**DATA RECORDS:**
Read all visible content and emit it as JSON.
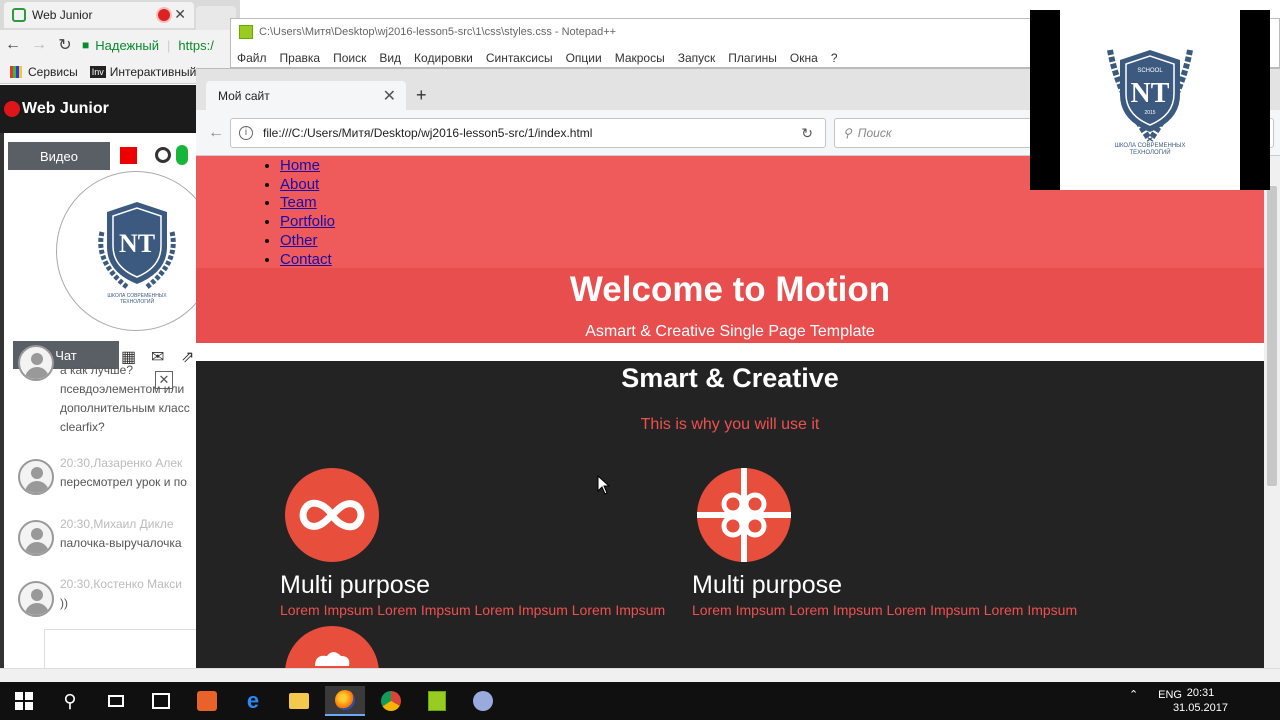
{
  "chrome": {
    "tab_title": "Web Junior",
    "secure_label": "Надежный",
    "url_partial": "https:/",
    "bookmarks": [
      "Сервисы",
      "Интерактивный г"
    ]
  },
  "webjunior": {
    "brand": "Web Junior",
    "video_label": "Видео",
    "chat_label": "Чат",
    "messages": [
      {
        "meta": "",
        "lines": [
          "а как лучше?",
          "псевдоэлементом или",
          "дополнительным класс",
          "clearfix?"
        ]
      },
      {
        "meta": "20:30,Лазаренко Алек",
        "lines": [
          "пересмотрел урок и по"
        ]
      },
      {
        "meta": "20:30,Михаил Дикле",
        "lines": [
          "палочка-выручалочка"
        ]
      },
      {
        "meta": "20:30,Костенко Макси",
        "lines": [
          "))"
        ]
      }
    ]
  },
  "notepad": {
    "title": "C:\\Users\\Митя\\Desktop\\wj2016-lesson5-src\\1\\css\\styles.css - Notepad++",
    "menu": [
      "Файл",
      "Правка",
      "Поиск",
      "Вид",
      "Кодировки",
      "Синтаксисы",
      "Опции",
      "Макросы",
      "Запуск",
      "Плагины",
      "Окна",
      "?"
    ]
  },
  "firefox": {
    "tab_title": "Мой сайт",
    "url": "file:///C:/Users/Митя/Desktop/wj2016-lesson5-src/1/index.html",
    "search_placeholder": "Поиск"
  },
  "site": {
    "nav": [
      "Home",
      "About",
      "Team",
      "Portfolio",
      "Other",
      "Contact"
    ],
    "hero_title": "Welcome to Motion",
    "hero_subtitle": "Asmart & Creative Single Page Template",
    "section_title": "Smart & Creative",
    "section_subtitle": "This is why you will use it",
    "features": [
      {
        "title": "Multi purpose",
        "text": "Lorem Impsum Lorem Impsum Lorem Impsum Lorem Impsum",
        "icon": "infinity-icon"
      },
      {
        "title": "Multi purpose",
        "text": "Lorem Impsum Lorem Impsum Lorem Impsum Lorem Impsum",
        "icon": "gift-icon"
      }
    ]
  },
  "logo": {
    "top_text": "SCHOOL",
    "letters": "NT",
    "year": "2015",
    "caption1": "ШКОЛА СОВРЕМЕННЫХ",
    "caption2": "ТЕХНОЛОГИЙ"
  },
  "taskbar": {
    "lang": "ENG",
    "time": "20:31",
    "date": "31.05.2017"
  },
  "colors": {
    "hero": "#ef5b5b",
    "accent": "#e84e4e",
    "dark": "#232323"
  }
}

**SHORT TASK:** Repeat the material above word for word and skip every image in it.

**WORKED ANSWER:**
Read all visible content and emit it as JSON.
{
  "chrome": {
    "tab_title": "Web Junior",
    "secure_label": "Надежный",
    "url_partial": "https:/",
    "bookmarks": [
      "Сервисы",
      "Интерактивный г"
    ]
  },
  "webjunior": {
    "brand": "Web Junior",
    "video_label": "Видео",
    "chat_label": "Чат",
    "messages": [
      {
        "meta": "",
        "lines": [
          "а как лучше?",
          "псевдоэлементом или",
          "дополнительным класс",
          "clearfix?"
        ]
      },
      {
        "meta": "20:30,Лазаренко Алек",
        "lines": [
          "пересмотрел урок и по"
        ]
      },
      {
        "meta": "20:30,Михаил Дикле",
        "lines": [
          "палочка-выручалочка"
        ]
      },
      {
        "meta": "20:30,Костенко Макси",
        "lines": [
          "))"
        ]
      }
    ]
  },
  "notepad": {
    "title": "C:\\Users\\Митя\\Desktop\\wj2016-lesson5-src\\1\\css\\styles.css - Notepad++",
    "menu": [
      "Файл",
      "Правка",
      "Поиск",
      "Вид",
      "Кодировки",
      "Синтаксисы",
      "Опции",
      "Макросы",
      "Запуск",
      "Плагины",
      "Окна",
      "?"
    ]
  },
  "firefox": {
    "tab_title": "Мой сайт",
    "url": "file:///C:/Users/Митя/Desktop/wj2016-lesson5-src/1/index.html",
    "search_placeholder": "Поиск"
  },
  "site": {
    "nav": [
      "Home",
      "About",
      "Team",
      "Portfolio",
      "Other",
      "Contact"
    ],
    "hero_title": "Welcome to Motion",
    "hero_subtitle": "Asmart & Creative Single Page Template",
    "section_title": "Smart & Creative",
    "section_subtitle": "This is why you will use it",
    "features": [
      {
        "title": "Multi purpose",
        "text": "Lorem Impsum Lorem Impsum Lorem Impsum Lorem Impsum",
        "icon": "infinity-icon"
      },
      {
        "title": "Multi purpose",
        "text": "Lorem Impsum Lorem Impsum Lorem Impsum Lorem Impsum",
        "icon": "gift-icon"
      }
    ]
  },
  "logo": {
    "top_text": "SCHOOL",
    "letters": "NT",
    "year": "2015",
    "caption1": "ШКОЛА СОВРЕМЕННЫХ",
    "caption2": "ТЕХНОЛОГИЙ"
  },
  "taskbar": {
    "lang": "ENG",
    "time": "20:31",
    "date": "31.05.2017"
  },
  "colors": {
    "hero": "#ef5b5b",
    "accent": "#e84e4e",
    "dark": "#232323"
  }
}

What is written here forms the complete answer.